[Stored entries]
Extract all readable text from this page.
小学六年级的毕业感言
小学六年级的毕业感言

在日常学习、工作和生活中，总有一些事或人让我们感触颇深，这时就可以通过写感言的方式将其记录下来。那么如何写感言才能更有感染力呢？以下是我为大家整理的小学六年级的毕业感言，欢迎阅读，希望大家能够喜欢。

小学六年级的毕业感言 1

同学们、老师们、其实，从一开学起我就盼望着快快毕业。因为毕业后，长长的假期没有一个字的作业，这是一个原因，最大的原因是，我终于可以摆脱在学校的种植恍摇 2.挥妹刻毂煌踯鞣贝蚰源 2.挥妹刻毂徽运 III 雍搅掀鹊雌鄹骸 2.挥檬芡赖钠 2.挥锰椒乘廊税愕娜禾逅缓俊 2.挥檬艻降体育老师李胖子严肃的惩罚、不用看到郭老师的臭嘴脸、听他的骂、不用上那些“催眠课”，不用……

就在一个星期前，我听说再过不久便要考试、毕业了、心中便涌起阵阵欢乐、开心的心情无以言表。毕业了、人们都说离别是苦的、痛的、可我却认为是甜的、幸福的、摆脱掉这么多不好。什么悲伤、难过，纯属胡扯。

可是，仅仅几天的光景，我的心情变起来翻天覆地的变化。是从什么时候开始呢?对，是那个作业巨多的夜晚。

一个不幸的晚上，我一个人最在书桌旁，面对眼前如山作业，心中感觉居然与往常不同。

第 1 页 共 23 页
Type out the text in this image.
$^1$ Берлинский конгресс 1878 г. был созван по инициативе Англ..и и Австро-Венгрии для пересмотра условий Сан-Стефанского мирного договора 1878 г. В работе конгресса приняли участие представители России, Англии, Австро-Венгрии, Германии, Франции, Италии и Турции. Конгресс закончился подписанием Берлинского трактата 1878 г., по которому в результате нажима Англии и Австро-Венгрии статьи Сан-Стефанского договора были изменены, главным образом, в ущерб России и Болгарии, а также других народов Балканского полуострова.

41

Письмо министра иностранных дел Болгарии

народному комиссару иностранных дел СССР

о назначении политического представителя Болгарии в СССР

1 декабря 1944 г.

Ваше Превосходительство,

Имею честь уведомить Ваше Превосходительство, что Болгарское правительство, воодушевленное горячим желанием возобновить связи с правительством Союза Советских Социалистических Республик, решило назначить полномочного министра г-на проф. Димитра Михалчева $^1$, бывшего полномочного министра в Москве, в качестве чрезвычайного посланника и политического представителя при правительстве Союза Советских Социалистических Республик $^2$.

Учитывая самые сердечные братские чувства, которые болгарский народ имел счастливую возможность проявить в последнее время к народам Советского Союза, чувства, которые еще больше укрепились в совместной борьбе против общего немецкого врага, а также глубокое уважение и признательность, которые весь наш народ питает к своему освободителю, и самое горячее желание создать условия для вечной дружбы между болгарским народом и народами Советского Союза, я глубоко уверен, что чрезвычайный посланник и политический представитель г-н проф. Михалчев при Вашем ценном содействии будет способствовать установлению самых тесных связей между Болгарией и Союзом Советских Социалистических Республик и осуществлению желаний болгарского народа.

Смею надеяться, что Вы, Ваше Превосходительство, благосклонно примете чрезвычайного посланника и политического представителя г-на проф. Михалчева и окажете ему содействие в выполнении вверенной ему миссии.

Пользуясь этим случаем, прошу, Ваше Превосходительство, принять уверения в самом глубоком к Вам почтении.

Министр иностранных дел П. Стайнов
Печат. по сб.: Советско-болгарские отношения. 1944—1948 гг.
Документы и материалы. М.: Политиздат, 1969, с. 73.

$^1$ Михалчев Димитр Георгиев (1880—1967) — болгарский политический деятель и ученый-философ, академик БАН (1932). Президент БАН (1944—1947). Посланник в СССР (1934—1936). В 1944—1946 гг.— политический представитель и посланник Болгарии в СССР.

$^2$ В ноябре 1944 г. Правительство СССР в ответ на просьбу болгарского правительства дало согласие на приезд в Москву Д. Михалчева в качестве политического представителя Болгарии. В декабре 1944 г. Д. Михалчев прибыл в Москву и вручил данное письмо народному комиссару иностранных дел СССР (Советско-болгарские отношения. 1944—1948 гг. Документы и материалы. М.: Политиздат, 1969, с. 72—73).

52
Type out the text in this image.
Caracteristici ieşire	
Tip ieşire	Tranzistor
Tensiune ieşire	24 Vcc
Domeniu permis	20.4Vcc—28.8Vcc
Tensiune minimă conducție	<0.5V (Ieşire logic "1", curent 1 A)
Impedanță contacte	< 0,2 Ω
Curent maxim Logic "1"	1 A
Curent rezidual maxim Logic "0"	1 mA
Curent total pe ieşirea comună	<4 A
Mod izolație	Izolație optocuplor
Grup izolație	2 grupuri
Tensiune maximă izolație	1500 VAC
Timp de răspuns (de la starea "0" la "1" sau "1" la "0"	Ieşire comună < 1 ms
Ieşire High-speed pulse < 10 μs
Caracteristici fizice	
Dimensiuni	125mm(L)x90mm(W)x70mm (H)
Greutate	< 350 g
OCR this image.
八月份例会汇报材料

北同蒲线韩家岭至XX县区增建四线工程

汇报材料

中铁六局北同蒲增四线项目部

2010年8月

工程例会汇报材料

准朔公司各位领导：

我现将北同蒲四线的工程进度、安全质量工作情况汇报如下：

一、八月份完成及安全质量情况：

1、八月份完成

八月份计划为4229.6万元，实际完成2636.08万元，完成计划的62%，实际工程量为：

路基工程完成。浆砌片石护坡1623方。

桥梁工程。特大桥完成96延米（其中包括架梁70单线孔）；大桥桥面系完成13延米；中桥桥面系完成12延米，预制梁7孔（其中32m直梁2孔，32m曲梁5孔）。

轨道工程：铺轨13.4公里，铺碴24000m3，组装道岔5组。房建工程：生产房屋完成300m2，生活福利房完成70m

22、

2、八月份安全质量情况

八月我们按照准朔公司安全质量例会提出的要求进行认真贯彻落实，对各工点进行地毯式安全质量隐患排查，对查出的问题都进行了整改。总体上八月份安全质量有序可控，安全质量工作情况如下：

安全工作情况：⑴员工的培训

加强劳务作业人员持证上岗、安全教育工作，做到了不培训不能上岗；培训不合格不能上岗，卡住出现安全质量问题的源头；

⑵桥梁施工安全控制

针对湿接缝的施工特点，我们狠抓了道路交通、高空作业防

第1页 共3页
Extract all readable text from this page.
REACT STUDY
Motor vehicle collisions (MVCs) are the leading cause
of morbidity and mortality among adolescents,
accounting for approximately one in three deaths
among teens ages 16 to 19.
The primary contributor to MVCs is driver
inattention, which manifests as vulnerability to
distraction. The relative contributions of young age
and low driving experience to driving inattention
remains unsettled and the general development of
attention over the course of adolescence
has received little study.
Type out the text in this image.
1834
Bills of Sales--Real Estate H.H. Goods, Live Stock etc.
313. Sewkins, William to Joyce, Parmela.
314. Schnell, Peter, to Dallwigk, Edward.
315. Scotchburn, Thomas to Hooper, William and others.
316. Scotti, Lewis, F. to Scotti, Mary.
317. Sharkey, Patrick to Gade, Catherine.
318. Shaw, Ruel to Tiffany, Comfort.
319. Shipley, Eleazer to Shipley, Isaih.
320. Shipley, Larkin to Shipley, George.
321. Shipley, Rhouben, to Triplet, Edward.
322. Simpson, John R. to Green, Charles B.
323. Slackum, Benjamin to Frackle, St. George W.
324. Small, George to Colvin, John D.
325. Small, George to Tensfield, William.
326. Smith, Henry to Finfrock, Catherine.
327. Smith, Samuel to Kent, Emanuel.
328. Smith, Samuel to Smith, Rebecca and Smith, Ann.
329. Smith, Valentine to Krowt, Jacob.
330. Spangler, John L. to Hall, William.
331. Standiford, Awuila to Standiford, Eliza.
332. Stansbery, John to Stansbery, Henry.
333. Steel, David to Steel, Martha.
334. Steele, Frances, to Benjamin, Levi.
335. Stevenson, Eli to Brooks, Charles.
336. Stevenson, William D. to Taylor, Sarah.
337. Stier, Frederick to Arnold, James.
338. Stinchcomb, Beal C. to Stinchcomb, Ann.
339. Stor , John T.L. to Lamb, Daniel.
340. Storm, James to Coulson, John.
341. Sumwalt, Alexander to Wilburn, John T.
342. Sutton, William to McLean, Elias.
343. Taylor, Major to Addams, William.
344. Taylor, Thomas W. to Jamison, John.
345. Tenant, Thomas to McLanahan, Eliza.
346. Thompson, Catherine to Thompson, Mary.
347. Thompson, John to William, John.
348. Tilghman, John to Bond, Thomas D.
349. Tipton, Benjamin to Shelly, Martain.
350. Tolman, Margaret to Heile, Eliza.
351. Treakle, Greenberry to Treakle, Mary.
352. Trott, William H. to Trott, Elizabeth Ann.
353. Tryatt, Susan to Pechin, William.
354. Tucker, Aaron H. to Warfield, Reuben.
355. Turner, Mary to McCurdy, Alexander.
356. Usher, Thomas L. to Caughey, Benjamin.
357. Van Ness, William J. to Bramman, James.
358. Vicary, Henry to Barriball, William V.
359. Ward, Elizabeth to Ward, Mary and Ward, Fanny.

● EXERCISE DIRECTIONS:
Show every line that contains the word "John".

● WORKED ANSWER:
322. Simpson, John R. to Green, Charles B.
324. Small, George to Colvin, John D.
330. Spangler, John L. to Hall, William.
332. Stansbery, John to Stansbery, Henry.
339. Stor , John T.L. to Lamb, Daniel.
340. Storm, James to Coulson, John.
341. Sumwalt, Alexander to Wilburn, John T.
344. Taylor, Thomas W. to Jamison, John.
347. Thompson, John to William, John.
348. Tilghman, John to Bond, Thomas D.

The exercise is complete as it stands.